---------- LISTED RECORDS ----------

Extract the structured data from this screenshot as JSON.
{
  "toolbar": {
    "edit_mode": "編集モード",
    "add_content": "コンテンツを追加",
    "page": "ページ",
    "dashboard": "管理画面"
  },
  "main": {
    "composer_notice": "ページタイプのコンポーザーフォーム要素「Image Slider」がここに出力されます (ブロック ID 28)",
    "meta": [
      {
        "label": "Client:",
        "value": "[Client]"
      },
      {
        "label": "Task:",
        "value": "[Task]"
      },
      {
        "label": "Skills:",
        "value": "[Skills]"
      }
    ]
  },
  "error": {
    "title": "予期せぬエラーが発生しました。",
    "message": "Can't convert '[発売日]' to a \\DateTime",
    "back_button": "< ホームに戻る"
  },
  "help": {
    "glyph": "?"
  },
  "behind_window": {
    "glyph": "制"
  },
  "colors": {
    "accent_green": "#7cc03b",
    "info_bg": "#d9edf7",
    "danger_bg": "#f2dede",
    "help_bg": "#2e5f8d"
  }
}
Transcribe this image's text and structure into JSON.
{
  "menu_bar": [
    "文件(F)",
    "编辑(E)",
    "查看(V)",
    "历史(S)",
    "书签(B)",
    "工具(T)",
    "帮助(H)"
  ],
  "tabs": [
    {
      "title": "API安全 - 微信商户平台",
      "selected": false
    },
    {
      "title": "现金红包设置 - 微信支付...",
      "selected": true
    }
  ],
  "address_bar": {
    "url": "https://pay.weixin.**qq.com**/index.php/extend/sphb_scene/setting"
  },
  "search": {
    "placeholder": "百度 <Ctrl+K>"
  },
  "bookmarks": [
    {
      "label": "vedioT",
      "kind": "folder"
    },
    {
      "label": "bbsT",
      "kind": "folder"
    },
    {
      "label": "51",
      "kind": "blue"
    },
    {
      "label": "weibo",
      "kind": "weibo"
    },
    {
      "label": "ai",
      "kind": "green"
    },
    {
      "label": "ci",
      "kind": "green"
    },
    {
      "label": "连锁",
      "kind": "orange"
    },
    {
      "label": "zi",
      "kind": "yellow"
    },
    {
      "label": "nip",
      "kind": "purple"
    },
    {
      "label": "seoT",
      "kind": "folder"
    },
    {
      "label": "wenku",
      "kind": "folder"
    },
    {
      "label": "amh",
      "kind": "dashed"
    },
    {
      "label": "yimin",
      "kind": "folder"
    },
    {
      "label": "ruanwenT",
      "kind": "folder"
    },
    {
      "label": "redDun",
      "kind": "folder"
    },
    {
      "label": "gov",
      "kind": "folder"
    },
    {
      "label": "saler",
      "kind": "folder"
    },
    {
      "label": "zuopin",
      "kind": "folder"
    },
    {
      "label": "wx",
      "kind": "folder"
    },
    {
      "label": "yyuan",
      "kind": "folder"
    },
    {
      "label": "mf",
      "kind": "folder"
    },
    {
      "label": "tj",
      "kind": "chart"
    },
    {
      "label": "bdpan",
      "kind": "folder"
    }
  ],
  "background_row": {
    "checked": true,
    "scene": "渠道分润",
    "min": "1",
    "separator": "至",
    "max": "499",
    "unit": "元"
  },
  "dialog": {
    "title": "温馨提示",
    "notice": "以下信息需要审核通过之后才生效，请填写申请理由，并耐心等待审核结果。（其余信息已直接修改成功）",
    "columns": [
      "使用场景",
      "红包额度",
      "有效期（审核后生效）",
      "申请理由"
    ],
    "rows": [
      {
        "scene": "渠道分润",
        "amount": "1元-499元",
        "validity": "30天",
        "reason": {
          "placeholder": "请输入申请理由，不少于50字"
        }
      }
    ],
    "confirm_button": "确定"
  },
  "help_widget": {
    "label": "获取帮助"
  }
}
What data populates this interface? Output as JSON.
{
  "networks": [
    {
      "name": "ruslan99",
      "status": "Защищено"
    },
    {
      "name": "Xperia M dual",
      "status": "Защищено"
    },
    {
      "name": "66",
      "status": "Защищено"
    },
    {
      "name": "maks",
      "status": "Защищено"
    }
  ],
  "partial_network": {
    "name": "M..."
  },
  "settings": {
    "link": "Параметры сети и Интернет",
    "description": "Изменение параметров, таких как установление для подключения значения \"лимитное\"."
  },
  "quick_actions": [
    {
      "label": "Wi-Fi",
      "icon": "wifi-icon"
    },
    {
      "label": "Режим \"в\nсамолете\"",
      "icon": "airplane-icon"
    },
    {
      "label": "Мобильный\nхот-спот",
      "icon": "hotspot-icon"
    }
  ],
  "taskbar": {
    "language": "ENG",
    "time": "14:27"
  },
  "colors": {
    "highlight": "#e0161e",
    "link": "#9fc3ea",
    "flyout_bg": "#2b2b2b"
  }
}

----------

* **WHAT TO WORK ON**
Find all lines where the word "name" appears. Copy them.

* **PROBLEM SOLUTION**
      "name": "ruslan99",
      "name": "Xperia M dual",
      "name": "66",
      "name": "maks",
    "name": "M..."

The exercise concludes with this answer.